**Aim**
Please repeat all of the listing exactly.

**Recorded information**
※ ※ ※
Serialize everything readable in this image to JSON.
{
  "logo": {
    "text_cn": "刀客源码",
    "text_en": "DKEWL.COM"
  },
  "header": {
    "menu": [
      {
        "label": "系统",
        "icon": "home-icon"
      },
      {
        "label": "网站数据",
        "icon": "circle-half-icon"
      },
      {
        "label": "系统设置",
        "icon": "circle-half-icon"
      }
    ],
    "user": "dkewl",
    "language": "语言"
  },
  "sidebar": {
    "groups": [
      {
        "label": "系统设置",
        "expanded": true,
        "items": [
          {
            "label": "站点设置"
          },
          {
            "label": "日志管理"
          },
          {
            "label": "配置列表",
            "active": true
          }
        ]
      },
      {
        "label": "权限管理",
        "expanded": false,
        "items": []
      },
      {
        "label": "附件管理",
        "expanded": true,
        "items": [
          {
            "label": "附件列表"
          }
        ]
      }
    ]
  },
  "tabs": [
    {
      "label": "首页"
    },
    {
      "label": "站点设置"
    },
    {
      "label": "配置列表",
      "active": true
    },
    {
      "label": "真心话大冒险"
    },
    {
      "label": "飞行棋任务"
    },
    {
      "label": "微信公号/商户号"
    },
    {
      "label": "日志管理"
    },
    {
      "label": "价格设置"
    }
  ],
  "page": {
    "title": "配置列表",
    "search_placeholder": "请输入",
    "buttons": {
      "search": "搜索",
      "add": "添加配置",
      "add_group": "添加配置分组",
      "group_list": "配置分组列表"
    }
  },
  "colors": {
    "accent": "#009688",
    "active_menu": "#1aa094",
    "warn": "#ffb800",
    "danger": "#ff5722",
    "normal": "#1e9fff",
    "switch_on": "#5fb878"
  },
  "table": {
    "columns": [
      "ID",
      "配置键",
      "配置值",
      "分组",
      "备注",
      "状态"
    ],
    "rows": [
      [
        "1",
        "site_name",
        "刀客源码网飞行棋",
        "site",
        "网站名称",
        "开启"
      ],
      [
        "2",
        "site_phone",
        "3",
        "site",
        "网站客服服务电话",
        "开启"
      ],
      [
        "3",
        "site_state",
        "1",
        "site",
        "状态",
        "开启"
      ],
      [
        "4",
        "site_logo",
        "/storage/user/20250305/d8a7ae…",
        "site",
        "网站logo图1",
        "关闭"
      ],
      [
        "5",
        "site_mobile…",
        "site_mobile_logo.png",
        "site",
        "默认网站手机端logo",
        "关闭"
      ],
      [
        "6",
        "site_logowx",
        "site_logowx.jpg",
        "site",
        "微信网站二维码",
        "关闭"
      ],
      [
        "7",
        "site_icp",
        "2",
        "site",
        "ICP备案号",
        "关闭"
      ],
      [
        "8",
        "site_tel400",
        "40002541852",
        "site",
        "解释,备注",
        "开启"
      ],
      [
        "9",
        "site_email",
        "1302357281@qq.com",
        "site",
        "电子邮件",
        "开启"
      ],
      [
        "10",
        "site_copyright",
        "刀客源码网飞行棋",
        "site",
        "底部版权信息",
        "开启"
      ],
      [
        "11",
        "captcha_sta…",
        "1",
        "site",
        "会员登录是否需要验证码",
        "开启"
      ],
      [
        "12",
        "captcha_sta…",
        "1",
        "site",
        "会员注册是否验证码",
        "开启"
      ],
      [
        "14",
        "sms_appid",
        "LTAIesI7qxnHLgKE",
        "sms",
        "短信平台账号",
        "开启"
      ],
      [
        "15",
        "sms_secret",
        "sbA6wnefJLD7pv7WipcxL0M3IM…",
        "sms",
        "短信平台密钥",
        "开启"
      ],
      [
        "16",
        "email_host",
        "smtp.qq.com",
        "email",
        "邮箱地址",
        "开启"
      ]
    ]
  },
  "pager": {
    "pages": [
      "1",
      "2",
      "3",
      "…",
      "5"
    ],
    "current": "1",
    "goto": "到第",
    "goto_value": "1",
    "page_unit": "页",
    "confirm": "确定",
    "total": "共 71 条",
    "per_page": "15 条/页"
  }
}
※ ※ ※
**Solution for this task**
Serialize everything readable in this image to JSON.
{
  "logo": {
    "text_cn": "刀客源码",
    "text_en": "DKEWL.COM"
  },
  "header": {
    "menu": [
      {
        "label": "系统",
        "icon": "home-icon"
      },
      {
        "label": "网站数据",
        "icon": "circle-half-icon"
      },
      {
        "label": "系统设置",
        "icon": "circle-half-icon"
      }
    ],
    "user": "dkewl",
    "language": "语言"
  },
  "sidebar": {
    "groups": [
      {
        "label": "系统设置",
        "expanded": true,
        "items": [
          {
            "label": "站点设置"
          },
          {
            "label": "日志管理"
          },
          {
            "label": "配置列表",
            "active": true
          }
        ]
      },
      {
        "label": "权限管理",
        "expanded": false,
        "items": []
      },
      {
        "label": "附件管理",
        "expanded": true,
        "items": [
          {
            "label": "附件列表"
          }
        ]
      }
    ]
  },
  "tabs": [
    {
      "label": "首页"
    },
    {
      "label": "站点设置"
    },
    {
      "label": "配置列表",
      "active": true
    },
    {
      "label": "真心话大冒险"
    },
    {
      "label": "飞行棋任务"
    },
    {
      "label": "微信公号/商户号"
    },
    {
      "label": "日志管理"
    },
    {
      "label": "价格设置"
    }
  ],
  "page": {
    "title": "配置列表",
    "search_placeholder": "请输入",
    "buttons": {
      "search": "搜索",
      "add": "添加配置",
      "add_group": "添加配置分组",
      "group_list": "配置分组列表"
    }
  },
  "colors": {
    "accent": "#009688",
    "active_menu": "#1aa094",
    "warn": "#ffb800",
    "danger": "#ff5722",
    "normal": "#1e9fff",
    "switch_on": "#5fb878"
  },
  "table": {
    "columns": [
      "ID",
      "配置键",
      "配置值",
      "分组",
      "备注",
      "状态"
    ],
    "rows": [
      [
        "1",
        "site_name",
        "刀客源码网飞行棋",
        "site",
        "网站名称",
        "开启"
      ],
      [
        "2",
        "site_phone",
        "3",
        "site",
        "网站客服服务电话",
        "开启"
      ],
      [
        "3",
        "site_state",
        "1",
        "site",
        "状态",
        "开启"
      ],
      [
        "4",
        "site_logo",
        "/storage/user/20250305/d8a7ae…",
        "site",
        "网站logo图1",
        "关闭"
      ],
      [
        "5",
        "site_mobile…",
        "site_mobile_logo.png",
        "site",
        "默认网站手机端logo",
        "关闭"
      ],
      [
        "6",
        "site_logowx",
        "site_logowx.jpg",
        "site",
        "微信网站二维码",
        "关闭"
      ],
      [
        "7",
        "site_icp",
        "2",
        "site",
        "ICP备案号",
        "关闭"
      ],
      [
        "8",
        "site_tel400",
        "40002541852",
        "site",
        "解释,备注",
        "开启"
      ],
      [
        "9",
        "site_email",
        "1302357281@qq.com",
        "site",
        "电子邮件",
        "开启"
      ],
      [
        "10",
        "site_copyright",
        "刀客源码网飞行棋",
        "site",
        "底部版权信息",
        "开启"
      ],
      [
        "11",
        "captcha_sta…",
        "1",
        "site",
        "会员登录是否需要验证码",
        "开启"
      ],
      [
        "12",
        "captcha_sta…",
        "1",
        "site",
        "会员注册是否验证码",
        "开启"
      ],
      [
        "14",
        "sms_appid",
        "LTAIesI7qxnHLgKE",
        "sms",
        "短信平台账号",
        "开启"
      ],
      [
        "15",
        "sms_secret",
        "sbA6wnefJLD7pv7WipcxL0M3IM…",
        "sms",
        "短信平台密钥",
        "开启"
      ],
      [
        "16",
        "email_host",
        "smtp.qq.com",
        "email",
        "邮箱地址",
        "开启"
      ]
    ]
  },
  "pager": {
    "pages": [
      "1",
      "2",
      "3",
      "…",
      "5"
    ],
    "current": "1",
    "goto": "到第",
    "goto_value": "1",
    "page_unit": "页",
    "confirm": "确定",
    "total": "共 71 条",
    "per_page": "15 条/页"
  }
}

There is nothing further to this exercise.